#### Task material

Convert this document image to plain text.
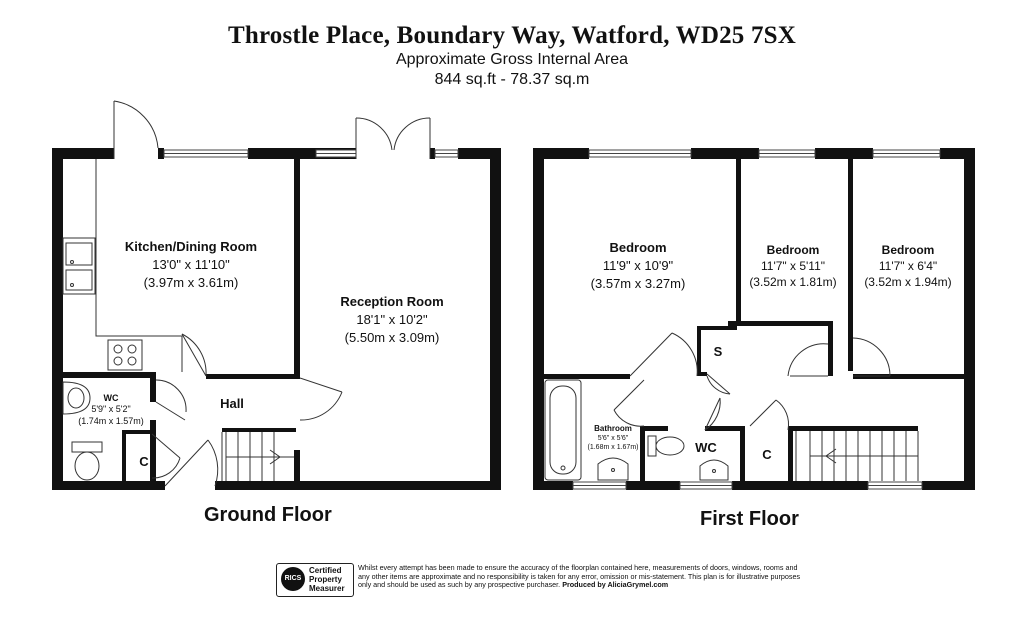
Throstle Place, Boundary Way, Watford, WD25 7SX
Approximate Gross Internal Area
844 sq.ft - 78.37 sq.m
Kitchen/Dining Room
13'0" x 11'10"
(3.97m x 3.61m)
Reception Room
18'1" x 10'2"
(5.50m x 3.09m)
WC
5'9" x 5'2"
(1.74m x 1.57m)
Hall
C
Bedroom
11'9" x 10'9"
(3.57m x 3.27m)
Bedroom
11'7" x 5'11"
(3.52m x 1.81m)
Bedroom
11'7" x 6'4"
(3.52m x 1.94m)
Bathroom
5'6" x 5'6"
(1.68m x 1.67m)	WC
S
C
Ground Floor	First Floor
RICS
Certified Property Measurer
Whilst every attempt has been made to ensure the accuracy of the floorplan contained here, measurements of doors, windows, rooms and any other items are approximate and no responsibility is taken for any error, omission or mis-statement. This plan is for illustrative purposes only and should be used as such by any prospective purchaser. Produced by AliciaGrymel.com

########

Written instruction =>
Nothing in the entries above should change when they are printed again, except that the pictures are dropped.

Answer to this task =>
Convert this document image to plain text.
Throstle Place, Boundary Way, Watford, WD25 7SX
Approximate Gross Internal Area
844 sq.ft - 78.37 sq.m
Kitchen/Dining Room
13'0" x 11'10"
(3.97m x 3.61m)
Reception Room
18'1" x 10'2"
(5.50m x 3.09m)
WC
5'9" x 5'2"
(1.74m x 1.57m)
Hall
C
Bedroom
11'9" x 10'9"
(3.57m x 3.27m)
Bedroom
11'7" x 5'11"
(3.52m x 1.81m)
Bedroom
11'7" x 6'4"
(3.52m x 1.94m)
Bathroom
5'6" x 5'6"
(1.68m x 1.67m)	WC
S
C
Ground Floor	First Floor
RICS
Certified Property Measurer
Whilst every attempt has been made to ensure the accuracy of the floorplan contained here, measurements of doors, windows, rooms and any other items are approximate and no responsibility is taken for any error, omission or mis-statement. This plan is for illustrative purposes only and should be used as such by any prospective purchaser. Produced by AliciaGrymel.com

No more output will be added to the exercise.